## AIM OF THE TASK
Output the entries verbatim, including every line.

## DATA FOR PROCESSING
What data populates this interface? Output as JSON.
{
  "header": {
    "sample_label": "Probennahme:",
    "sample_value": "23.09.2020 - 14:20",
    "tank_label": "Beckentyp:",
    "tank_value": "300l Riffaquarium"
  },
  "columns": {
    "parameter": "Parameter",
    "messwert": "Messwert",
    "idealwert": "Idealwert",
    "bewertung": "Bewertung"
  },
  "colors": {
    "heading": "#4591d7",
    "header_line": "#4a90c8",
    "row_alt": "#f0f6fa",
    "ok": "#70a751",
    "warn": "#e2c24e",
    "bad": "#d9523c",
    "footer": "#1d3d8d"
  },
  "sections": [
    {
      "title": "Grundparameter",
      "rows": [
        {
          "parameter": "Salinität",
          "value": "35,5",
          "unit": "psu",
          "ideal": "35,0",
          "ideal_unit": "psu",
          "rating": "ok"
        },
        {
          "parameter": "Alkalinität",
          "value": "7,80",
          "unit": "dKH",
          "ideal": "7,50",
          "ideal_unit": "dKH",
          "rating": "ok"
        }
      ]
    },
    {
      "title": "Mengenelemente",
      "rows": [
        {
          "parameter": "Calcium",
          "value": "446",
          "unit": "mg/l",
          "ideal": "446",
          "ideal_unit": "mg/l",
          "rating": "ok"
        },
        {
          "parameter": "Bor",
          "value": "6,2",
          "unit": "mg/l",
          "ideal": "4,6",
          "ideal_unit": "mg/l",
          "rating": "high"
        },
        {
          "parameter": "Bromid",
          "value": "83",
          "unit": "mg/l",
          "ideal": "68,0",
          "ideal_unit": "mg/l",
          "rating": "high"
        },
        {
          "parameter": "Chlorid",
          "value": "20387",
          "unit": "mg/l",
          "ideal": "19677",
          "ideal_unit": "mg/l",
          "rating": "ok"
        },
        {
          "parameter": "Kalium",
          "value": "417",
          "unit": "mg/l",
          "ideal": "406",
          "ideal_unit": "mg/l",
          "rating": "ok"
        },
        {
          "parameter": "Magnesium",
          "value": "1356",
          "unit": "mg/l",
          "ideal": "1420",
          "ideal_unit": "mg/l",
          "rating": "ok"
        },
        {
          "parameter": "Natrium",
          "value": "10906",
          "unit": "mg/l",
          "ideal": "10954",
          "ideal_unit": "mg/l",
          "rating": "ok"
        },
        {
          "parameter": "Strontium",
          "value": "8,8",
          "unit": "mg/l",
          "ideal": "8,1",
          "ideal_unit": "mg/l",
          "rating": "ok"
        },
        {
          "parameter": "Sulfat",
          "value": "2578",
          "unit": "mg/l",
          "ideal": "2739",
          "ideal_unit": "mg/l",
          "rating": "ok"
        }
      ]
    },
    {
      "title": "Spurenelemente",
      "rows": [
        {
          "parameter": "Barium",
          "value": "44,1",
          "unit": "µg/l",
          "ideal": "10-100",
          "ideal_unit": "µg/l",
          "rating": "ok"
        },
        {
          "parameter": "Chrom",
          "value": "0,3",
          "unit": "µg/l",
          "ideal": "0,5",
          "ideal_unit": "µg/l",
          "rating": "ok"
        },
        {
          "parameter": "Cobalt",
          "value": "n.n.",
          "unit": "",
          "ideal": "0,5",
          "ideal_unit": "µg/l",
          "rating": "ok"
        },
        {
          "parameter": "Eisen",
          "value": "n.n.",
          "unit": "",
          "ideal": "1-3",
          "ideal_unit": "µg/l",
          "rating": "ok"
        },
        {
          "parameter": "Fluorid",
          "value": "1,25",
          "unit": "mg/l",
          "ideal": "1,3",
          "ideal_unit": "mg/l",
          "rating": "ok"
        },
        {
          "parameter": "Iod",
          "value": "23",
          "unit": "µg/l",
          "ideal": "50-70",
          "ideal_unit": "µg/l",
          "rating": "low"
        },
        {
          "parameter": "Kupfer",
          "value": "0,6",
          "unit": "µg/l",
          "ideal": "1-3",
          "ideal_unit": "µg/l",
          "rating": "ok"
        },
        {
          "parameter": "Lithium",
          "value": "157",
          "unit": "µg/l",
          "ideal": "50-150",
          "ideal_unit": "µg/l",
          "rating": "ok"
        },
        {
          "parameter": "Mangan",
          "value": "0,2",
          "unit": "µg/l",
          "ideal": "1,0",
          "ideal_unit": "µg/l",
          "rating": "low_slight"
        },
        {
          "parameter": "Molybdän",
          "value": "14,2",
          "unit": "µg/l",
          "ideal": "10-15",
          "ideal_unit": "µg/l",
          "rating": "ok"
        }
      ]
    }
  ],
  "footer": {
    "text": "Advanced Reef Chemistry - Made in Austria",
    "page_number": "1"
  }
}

## EXERCISE SOLUTION
What data populates this interface? Output as JSON.
{
  "header": {
    "sample_label": "Probennahme:",
    "sample_value": "23.09.2020 - 14:20",
    "tank_label": "Beckentyp:",
    "tank_value": "300l Riffaquarium"
  },
  "columns": {
    "parameter": "Parameter",
    "messwert": "Messwert",
    "idealwert": "Idealwert",
    "bewertung": "Bewertung"
  },
  "colors": {
    "heading": "#4591d7",
    "header_line": "#4a90c8",
    "row_alt": "#f0f6fa",
    "ok": "#70a751",
    "warn": "#e2c24e",
    "bad": "#d9523c",
    "footer": "#1d3d8d"
  },
  "sections": [
    {
      "title": "Grundparameter",
      "rows": [
        {
          "parameter": "Salinität",
          "value": "35,5",
          "unit": "psu",
          "ideal": "35,0",
          "ideal_unit": "psu",
          "rating": "ok"
        },
        {
          "parameter": "Alkalinität",
          "value": "7,80",
          "unit": "dKH",
          "ideal": "7,50",
          "ideal_unit": "dKH",
          "rating": "ok"
        }
      ]
    },
    {
      "title": "Mengenelemente",
      "rows": [
        {
          "parameter": "Calcium",
          "value": "446",
          "unit": "mg/l",
          "ideal": "446",
          "ideal_unit": "mg/l",
          "rating": "ok"
        },
        {
          "parameter": "Bor",
          "value": "6,2",
          "unit": "mg/l",
          "ideal": "4,6",
          "ideal_unit": "mg/l",
          "rating": "high"
        },
        {
          "parameter": "Bromid",
          "value": "83",
          "unit": "mg/l",
          "ideal": "68,0",
          "ideal_unit": "mg/l",
          "rating": "high"
        },
        {
          "parameter": "Chlorid",
          "value": "20387",
          "unit": "mg/l",
          "ideal": "19677",
          "ideal_unit": "mg/l",
          "rating": "ok"
        },
        {
          "parameter": "Kalium",
          "value": "417",
          "unit": "mg/l",
          "ideal": "406",
          "ideal_unit": "mg/l",
          "rating": "ok"
        },
        {
          "parameter": "Magnesium",
          "value": "1356",
          "unit": "mg/l",
          "ideal": "1420",
          "ideal_unit": "mg/l",
          "rating": "ok"
        },
        {
          "parameter": "Natrium",
          "value": "10906",
          "unit": "mg/l",
          "ideal": "10954",
          "ideal_unit": "mg/l",
          "rating": "ok"
        },
        {
          "parameter": "Strontium",
          "value": "8,8",
          "unit": "mg/l",
          "ideal": "8,1",
          "ideal_unit": "mg/l",
          "rating": "ok"
        },
        {
          "parameter": "Sulfat",
          "value": "2578",
          "unit": "mg/l",
          "ideal": "2739",
          "ideal_unit": "mg/l",
          "rating": "ok"
        }
      ]
    },
    {
      "title": "Spurenelemente",
      "rows": [
        {
          "parameter": "Barium",
          "value": "44,1",
          "unit": "µg/l",
          "ideal": "10-100",
          "ideal_unit": "µg/l",
          "rating": "ok"
        },
        {
          "parameter": "Chrom",
          "value": "0,3",
          "unit": "µg/l",
          "ideal": "0,5",
          "ideal_unit": "µg/l",
          "rating": "ok"
        },
        {
          "parameter": "Cobalt",
          "value": "n.n.",
          "unit": "",
          "ideal": "0,5",
          "ideal_unit": "µg/l",
          "rating": "ok"
        },
        {
          "parameter": "Eisen",
          "value": "n.n.",
          "unit": "",
          "ideal": "1-3",
          "ideal_unit": "µg/l",
          "rating": "ok"
        },
        {
          "parameter": "Fluorid",
          "value": "1,25",
          "unit": "mg/l",
          "ideal": "1,3",
          "ideal_unit": "mg/l",
          "rating": "ok"
        },
        {
          "parameter": "Iod",
          "value": "23",
          "unit": "µg/l",
          "ideal": "50-70",
          "ideal_unit": "µg/l",
          "rating": "low"
        },
        {
          "parameter": "Kupfer",
          "value": "0,6",
          "unit": "µg/l",
          "ideal": "1-3",
          "ideal_unit": "µg/l",
          "rating": "ok"
        },
        {
          "parameter": "Lithium",
          "value": "157",
          "unit": "µg/l",
          "ideal": "50-150",
          "ideal_unit": "µg/l",
          "rating": "ok"
        },
        {
          "parameter": "Mangan",
          "value": "0,2",
          "unit": "µg/l",
          "ideal": "1,0",
          "ideal_unit": "µg/l",
          "rating": "low_slight"
        },
        {
          "parameter": "Molybdän",
          "value": "14,2",
          "unit": "µg/l",
          "ideal": "10-15",
          "ideal_unit": "µg/l",
          "rating": "ok"
        }
      ]
    }
  ],
  "footer": {
    "text": "Advanced Reef Chemistry - Made in Austria",
    "page_number": "1"
  }
}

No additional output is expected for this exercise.